Report the count of lines below in which the string "type" occurs; include nothing else.
***** Available records *****
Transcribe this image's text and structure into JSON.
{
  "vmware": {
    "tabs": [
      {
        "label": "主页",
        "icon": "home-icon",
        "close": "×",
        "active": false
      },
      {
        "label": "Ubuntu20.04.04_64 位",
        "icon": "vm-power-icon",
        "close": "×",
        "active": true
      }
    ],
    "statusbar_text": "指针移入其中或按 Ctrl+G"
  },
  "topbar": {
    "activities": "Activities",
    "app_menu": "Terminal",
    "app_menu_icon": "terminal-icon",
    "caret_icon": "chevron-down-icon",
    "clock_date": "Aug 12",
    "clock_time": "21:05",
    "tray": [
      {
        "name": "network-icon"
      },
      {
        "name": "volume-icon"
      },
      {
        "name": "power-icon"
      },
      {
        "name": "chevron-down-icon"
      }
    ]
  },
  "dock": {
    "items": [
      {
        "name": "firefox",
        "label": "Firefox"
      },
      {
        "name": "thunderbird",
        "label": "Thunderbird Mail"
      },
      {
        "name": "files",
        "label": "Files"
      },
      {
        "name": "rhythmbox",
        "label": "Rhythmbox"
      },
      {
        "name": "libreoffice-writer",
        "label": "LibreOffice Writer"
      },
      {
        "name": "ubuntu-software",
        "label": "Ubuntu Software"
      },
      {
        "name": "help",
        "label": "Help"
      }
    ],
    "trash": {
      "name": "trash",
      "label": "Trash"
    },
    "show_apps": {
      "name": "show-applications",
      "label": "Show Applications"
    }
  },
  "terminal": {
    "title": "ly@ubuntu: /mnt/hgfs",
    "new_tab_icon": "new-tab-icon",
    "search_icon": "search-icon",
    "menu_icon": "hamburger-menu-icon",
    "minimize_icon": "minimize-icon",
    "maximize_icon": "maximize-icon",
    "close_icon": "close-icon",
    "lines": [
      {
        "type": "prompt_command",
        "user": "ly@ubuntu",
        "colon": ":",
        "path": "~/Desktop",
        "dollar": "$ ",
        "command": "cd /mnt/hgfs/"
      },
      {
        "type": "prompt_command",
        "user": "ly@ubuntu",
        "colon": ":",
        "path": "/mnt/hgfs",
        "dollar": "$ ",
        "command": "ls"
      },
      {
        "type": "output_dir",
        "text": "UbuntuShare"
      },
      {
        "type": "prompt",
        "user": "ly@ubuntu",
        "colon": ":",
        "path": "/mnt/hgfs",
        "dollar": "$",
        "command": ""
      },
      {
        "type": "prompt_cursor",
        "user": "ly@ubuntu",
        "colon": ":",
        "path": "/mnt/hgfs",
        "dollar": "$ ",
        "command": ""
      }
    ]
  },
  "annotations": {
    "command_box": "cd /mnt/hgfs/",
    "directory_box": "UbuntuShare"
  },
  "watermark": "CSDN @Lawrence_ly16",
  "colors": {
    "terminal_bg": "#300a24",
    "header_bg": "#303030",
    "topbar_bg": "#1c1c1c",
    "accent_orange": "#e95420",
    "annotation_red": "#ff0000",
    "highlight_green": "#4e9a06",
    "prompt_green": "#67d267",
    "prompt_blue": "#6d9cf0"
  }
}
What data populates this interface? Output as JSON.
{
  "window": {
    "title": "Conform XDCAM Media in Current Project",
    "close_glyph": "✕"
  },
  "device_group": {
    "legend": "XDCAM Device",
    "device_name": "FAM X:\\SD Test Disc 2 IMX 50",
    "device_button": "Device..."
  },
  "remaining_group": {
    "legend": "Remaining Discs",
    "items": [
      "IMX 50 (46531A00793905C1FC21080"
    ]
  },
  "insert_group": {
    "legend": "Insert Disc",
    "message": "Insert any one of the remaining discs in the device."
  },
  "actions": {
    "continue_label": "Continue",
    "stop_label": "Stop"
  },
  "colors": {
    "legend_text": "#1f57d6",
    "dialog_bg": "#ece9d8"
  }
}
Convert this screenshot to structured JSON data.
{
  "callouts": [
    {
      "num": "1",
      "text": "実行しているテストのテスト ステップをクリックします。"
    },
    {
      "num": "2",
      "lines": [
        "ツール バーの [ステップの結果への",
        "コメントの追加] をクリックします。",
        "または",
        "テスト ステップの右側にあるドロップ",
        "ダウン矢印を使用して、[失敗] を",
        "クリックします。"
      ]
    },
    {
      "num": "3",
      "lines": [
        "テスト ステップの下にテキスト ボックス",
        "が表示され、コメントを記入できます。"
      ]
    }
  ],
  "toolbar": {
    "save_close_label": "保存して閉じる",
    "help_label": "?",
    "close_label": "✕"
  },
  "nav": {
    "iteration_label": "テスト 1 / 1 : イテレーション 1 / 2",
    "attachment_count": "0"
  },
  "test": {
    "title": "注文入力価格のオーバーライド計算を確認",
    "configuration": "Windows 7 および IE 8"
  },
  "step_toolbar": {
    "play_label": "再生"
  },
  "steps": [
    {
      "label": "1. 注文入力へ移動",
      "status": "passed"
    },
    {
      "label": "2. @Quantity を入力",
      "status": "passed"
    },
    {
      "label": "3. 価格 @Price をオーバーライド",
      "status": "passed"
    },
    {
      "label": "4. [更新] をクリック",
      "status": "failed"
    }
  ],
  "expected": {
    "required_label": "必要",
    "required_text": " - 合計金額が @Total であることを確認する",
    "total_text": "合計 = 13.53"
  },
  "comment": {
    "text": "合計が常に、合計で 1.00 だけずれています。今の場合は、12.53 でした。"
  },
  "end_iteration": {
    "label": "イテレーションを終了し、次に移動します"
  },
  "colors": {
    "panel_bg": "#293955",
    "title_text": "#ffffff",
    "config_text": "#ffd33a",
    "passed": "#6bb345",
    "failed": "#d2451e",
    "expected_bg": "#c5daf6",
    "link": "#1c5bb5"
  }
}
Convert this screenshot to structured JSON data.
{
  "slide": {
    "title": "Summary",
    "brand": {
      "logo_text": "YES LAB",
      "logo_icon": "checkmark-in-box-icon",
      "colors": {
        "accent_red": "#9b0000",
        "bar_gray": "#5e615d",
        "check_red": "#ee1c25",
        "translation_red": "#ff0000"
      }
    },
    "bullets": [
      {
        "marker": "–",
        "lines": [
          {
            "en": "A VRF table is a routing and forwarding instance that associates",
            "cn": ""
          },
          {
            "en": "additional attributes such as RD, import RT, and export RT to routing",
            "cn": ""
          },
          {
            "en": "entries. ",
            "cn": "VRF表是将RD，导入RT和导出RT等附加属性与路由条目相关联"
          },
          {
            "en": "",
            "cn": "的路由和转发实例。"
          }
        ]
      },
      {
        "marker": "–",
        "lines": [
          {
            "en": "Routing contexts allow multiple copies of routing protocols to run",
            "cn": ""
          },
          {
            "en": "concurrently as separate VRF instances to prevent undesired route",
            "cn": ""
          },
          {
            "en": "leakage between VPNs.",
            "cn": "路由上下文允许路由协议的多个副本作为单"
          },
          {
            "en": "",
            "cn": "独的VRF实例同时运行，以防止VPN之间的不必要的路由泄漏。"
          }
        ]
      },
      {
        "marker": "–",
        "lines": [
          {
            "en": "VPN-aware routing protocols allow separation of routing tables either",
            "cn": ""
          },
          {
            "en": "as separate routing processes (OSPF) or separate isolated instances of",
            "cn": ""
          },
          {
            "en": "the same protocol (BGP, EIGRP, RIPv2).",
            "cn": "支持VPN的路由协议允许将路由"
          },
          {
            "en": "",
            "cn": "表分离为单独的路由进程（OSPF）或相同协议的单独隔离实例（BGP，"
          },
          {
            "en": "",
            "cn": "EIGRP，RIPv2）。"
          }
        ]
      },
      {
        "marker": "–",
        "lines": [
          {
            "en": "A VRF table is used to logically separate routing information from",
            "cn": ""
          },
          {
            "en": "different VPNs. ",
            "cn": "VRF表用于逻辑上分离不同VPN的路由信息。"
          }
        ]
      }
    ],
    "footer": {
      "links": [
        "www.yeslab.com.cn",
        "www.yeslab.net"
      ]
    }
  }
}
*****
- [Task response]: 5